* Page extract *
--------------------

I need help to make good scientific software

Part of my job as a PhD student is to write data analysis software for [a
future space mission](https://www.lisamission.org/). Because the launch is
about 10 years into the future, there is still a lot of R&D being done, so all
that I am writing now is really a prototype. It may or may not be used in the
final pipeline.

Now, I really _want_ my contribution to this effort to survive the next decade.
I want it to be there, even if only in essence, in the pipeline that will run
the first analysis of the mission data. But whether my code will make the cut
depends on many things. Some of them could be grouped into the umbrella of
"software quality".

Software of good quality, in this context, is something that will happily work
in other machines, years or decades from now, with no hassle. That won't crash,
won't require a special environment to be set up for it, won't yell at the user
about dependency version incompatibilities. That will scale up and down to the
size of the problem at hand and the computing resources available. Something
that will just do its job efficiently, silently, and above all correctly.

In practice that's just an ideal. We physicists are not very good at making
robust, interoperable, _pleasant to use_ software. We don't have much training
on software, we mostly learn to write for loops that compute big formulas. But
I want to try.

## The plea for help

Now, given that time is finite and my thesis won't write itself, I need
practical advice on doing this (if you have some experience and are interested,
please [give me a hand!](mailto:[email protected])). Some specific
constraints are the following:

- I am pushing for the use of Julia in an environment dominated by Python and
C, but I am not actually experienced in Julia. I just think it is a wiser
engineering choice.
- I am writing signal processing and Monte Carlo routines.
- This has to run in standard Linux x86_64 clusters (slurm, kubernetes).
- My routines should be easy to call from Python and C for interoperability.
- We might want to throw GPUs at the problem.

## What I thought so far

From my little experience I know that writing unit tests by hand takes time and
can only catch the bugs you anticipate anyway; [inline snapshot
testing](https://ianthehenry.com/posts/my-kind-of-repl/) at least helps by
making that easier. Random test generation [seems
promising](https://danluu.com/testing/) and I will try out
[Supposition.jl](https://seelengrab.github.io/Supposition.jl) very soon. Formal
methods stuff like [Alloy](https://alloytools.org/) and
[TLA+](https://lamport.azurewebsites.net/tla/tla.html) look fun but I have way
too little time to learn them, and besides they seem most useful for concurrent
algorithms which is not what I am doing.

--------------------

* Rows *
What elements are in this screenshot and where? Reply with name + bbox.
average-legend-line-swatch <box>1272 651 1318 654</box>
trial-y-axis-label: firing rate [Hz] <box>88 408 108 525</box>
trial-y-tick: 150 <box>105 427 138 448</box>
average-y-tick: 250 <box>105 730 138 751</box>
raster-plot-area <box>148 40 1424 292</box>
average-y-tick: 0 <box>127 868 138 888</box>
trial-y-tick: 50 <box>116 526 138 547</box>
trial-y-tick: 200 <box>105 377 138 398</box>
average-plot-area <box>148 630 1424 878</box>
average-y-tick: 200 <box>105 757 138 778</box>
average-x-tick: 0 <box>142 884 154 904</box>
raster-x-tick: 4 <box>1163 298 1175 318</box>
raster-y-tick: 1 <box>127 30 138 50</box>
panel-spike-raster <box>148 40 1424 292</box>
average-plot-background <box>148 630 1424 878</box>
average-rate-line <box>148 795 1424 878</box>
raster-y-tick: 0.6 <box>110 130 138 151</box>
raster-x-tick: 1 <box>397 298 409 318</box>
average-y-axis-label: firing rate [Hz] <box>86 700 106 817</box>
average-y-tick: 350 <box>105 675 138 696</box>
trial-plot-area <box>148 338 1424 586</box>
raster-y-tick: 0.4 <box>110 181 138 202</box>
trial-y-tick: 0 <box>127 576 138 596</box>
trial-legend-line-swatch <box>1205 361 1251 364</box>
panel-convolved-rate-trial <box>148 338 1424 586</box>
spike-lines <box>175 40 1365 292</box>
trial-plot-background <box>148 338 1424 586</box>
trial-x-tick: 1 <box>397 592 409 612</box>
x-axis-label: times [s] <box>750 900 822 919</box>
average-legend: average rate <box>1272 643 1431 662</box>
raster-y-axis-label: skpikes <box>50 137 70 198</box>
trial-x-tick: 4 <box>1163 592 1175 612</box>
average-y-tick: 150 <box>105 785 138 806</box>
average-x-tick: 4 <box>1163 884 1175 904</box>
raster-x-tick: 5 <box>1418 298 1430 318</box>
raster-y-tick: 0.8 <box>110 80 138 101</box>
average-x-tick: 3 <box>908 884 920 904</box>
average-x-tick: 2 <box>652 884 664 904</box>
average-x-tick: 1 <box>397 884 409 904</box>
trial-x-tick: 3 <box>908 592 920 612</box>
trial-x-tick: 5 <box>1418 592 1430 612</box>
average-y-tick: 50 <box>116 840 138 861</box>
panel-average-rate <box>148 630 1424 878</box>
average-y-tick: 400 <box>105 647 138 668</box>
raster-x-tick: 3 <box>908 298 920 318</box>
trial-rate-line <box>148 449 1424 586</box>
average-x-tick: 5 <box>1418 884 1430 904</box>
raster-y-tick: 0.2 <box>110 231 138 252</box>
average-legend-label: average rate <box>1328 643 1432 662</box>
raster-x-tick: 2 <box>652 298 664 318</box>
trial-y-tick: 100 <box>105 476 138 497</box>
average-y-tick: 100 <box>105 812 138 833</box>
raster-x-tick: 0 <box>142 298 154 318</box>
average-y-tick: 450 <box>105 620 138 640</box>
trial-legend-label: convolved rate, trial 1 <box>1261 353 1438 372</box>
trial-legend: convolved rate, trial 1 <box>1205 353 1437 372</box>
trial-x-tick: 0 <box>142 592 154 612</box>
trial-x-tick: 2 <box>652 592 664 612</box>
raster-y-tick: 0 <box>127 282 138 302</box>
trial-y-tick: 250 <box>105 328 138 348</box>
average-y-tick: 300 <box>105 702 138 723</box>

--------------------

* Written tasks *
1. Update the stretch from "Part of my job" through "final pipeline." in the post about scientific software, replacing "prototype" with "draft".
2. Write what comes next in the post about scientific software, picking up after its last sentence.

* Task-by-task answers *
1.
Part of my job as a PhD student is to write data analysis software for [a
future space mission](https://www.lisamission.org/). Because the launch is
about 10 years into the future, there is still a lot of R&D being done, so all
that I am writing now is really a draft. It may or may not be used in the
final pipeline.

2.
On the robustness and ease of installation side of things, I want to avoid
dependencies like the plague, unless they are very stable.

Fortunately for now I depend only on (other than Julia itself) the C library
[fftw](https://www.fftw.org/) and its [Julia
bindings](https://juliamath.github.io/FFTW.jl). Those look stable enough to me
that I shouldn't worry about using them. I am wondering if I should
[vendor](https://htmx.org/essays/vendoring/) them to make things easy for the
users and myself. Other Julia packages that I use (Revise, PyPlot) are only for
development and so I don't count them. Supposition.jl is an interesting case;
if I do end up using it I should have some test suites that depend on it. That
is still just a development dependency, but unlike Revise and PyPlot, its usage
goes into the source tree. I have no idea what I should do then.

For interoperability with C, I know that [compilation of Julia code into C
libraries](https://julialang.github.io/PackageCompiler.jl/) is possible but I
never did it. [The other
direction](https://docs.julialang.org/en/v1/manual/calling-c-and-fortran-code/)
should be easy.

For interoperability with Python, there is
[PythonCall](https://github.com/JuliaPy/PythonCall.jl) which I hope won't break
too much. But if we are ambitious, in the long term this is not needed: all
current Python code can be replaced by Julia. Not in the timeframe of my PhD,
though.

## Where that leaves us

This week I will try out this fancy _property driven development_ thing. It
looks like it can be very effective, and fun. Hopefully this won't distract me
too much from the actual thesis goals.

Anyway, cheers!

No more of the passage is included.